PROBLEM DESCRIPTION: Locate every line in the records below that contains the word "Normal", and copy each one.
** begin ENTRIES SUPPLIED **
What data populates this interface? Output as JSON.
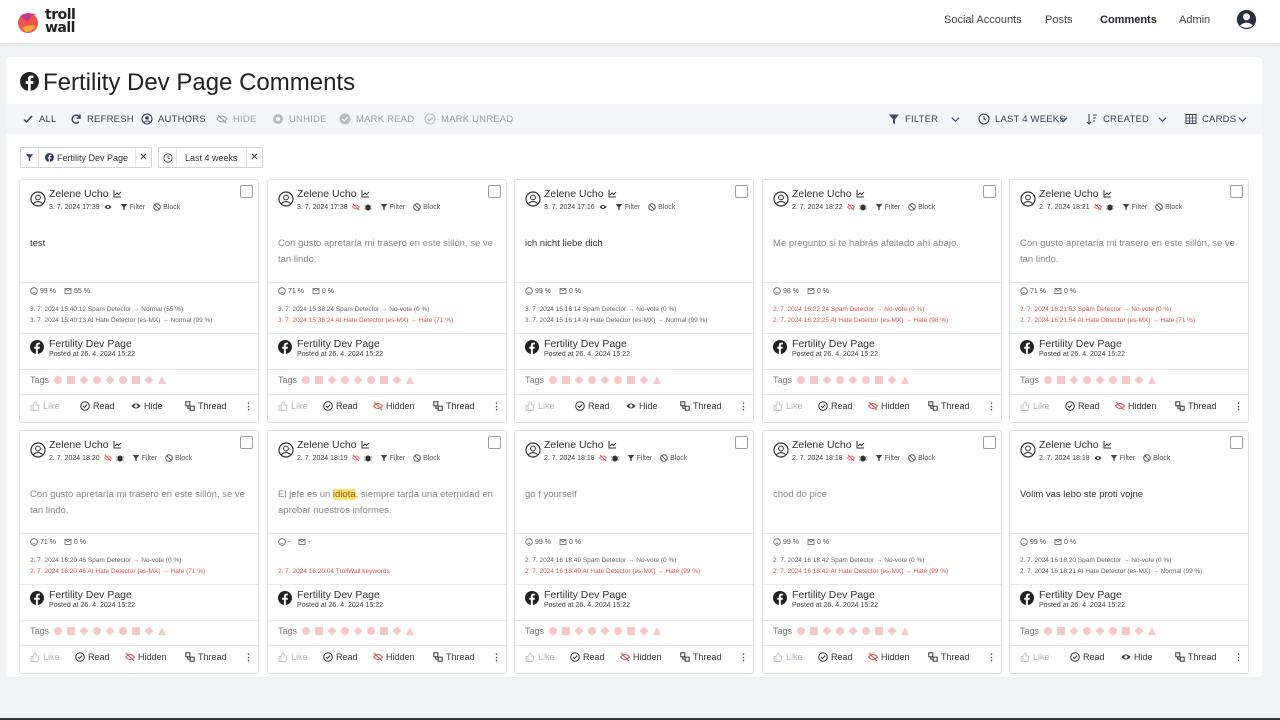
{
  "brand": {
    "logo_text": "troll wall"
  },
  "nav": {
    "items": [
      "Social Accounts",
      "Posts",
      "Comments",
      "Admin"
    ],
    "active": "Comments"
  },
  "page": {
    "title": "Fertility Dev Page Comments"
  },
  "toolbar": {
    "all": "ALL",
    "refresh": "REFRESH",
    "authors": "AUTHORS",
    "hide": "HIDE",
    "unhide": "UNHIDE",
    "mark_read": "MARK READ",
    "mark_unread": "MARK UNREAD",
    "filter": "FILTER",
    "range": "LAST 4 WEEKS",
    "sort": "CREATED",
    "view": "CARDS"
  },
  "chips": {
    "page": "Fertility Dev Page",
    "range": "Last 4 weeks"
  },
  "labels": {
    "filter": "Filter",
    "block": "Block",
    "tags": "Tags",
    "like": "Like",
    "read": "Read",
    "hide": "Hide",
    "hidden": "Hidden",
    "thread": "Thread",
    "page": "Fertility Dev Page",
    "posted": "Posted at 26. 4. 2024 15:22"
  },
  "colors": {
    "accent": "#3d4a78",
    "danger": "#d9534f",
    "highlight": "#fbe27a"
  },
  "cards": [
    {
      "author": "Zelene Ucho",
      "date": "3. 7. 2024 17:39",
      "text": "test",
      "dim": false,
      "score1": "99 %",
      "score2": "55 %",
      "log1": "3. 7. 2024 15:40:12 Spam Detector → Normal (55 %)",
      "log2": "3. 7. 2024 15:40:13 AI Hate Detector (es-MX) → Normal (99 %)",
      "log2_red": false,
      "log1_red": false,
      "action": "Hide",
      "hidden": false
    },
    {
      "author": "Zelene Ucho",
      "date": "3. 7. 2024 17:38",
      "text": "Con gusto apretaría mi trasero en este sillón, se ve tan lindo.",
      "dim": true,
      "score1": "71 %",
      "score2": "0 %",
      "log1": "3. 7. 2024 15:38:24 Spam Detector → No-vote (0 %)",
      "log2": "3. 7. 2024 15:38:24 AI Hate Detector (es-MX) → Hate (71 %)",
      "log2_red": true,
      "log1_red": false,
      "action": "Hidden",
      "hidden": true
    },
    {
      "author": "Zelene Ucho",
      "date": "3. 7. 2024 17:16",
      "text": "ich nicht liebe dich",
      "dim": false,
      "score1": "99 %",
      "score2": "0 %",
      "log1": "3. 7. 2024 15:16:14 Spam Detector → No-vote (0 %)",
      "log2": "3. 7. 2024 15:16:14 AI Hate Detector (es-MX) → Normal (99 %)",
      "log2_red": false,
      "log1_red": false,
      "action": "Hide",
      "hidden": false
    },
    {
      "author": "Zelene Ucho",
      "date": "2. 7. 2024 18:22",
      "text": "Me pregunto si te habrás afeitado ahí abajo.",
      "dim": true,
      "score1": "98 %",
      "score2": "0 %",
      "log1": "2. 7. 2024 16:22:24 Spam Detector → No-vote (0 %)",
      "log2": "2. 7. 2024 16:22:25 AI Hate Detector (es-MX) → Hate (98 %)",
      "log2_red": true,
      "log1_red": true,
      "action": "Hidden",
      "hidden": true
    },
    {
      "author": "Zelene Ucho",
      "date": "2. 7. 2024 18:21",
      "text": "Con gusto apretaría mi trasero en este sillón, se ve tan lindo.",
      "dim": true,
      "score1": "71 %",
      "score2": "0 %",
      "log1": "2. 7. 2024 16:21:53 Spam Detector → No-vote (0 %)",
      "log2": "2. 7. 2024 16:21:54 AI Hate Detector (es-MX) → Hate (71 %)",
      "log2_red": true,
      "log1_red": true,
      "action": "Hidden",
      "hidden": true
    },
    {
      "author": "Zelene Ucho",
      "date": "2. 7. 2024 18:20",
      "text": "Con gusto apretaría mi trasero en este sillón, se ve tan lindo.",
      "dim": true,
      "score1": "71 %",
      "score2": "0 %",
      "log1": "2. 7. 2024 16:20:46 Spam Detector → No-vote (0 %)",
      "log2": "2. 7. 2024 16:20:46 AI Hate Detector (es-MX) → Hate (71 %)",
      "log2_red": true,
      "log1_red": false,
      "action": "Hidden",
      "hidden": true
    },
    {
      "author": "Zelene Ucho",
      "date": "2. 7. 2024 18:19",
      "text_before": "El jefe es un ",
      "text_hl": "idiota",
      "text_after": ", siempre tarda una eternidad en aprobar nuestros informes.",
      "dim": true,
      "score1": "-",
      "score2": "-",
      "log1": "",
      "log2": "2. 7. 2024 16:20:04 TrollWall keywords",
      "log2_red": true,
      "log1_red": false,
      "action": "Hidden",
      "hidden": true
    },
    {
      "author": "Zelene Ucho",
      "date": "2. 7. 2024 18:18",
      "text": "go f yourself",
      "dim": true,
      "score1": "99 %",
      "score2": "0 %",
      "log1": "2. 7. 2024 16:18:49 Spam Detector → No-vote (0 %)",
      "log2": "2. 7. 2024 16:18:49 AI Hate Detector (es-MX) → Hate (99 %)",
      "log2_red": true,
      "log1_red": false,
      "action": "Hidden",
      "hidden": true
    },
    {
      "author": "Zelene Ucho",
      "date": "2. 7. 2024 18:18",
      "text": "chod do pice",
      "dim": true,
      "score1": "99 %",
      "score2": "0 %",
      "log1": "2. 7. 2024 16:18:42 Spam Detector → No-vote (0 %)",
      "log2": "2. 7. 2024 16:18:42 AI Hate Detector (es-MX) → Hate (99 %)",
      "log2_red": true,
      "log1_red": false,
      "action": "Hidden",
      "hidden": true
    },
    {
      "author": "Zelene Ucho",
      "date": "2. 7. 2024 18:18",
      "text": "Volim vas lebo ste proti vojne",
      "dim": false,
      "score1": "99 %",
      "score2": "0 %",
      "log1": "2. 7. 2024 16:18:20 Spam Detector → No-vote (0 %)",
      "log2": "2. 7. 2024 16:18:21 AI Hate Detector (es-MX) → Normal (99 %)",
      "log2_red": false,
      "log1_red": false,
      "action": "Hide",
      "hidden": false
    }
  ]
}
** end ENTRIES SUPPLIED **
RESPONSE BELOW:
      "log1": "3. 7. 2024 15:40:12 Spam Detector → Normal (55 %)",
      "log2": "3. 7. 2024 15:40:13 AI Hate Detector (es-MX) → Normal (99 %)",
      "log2": "3. 7. 2024 15:16:14 AI Hate Detector (es-MX) → Normal (99 %)",
      "log2": "2. 7. 2024 16:18:21 AI Hate Detector (es-MX) → Normal (99 %)",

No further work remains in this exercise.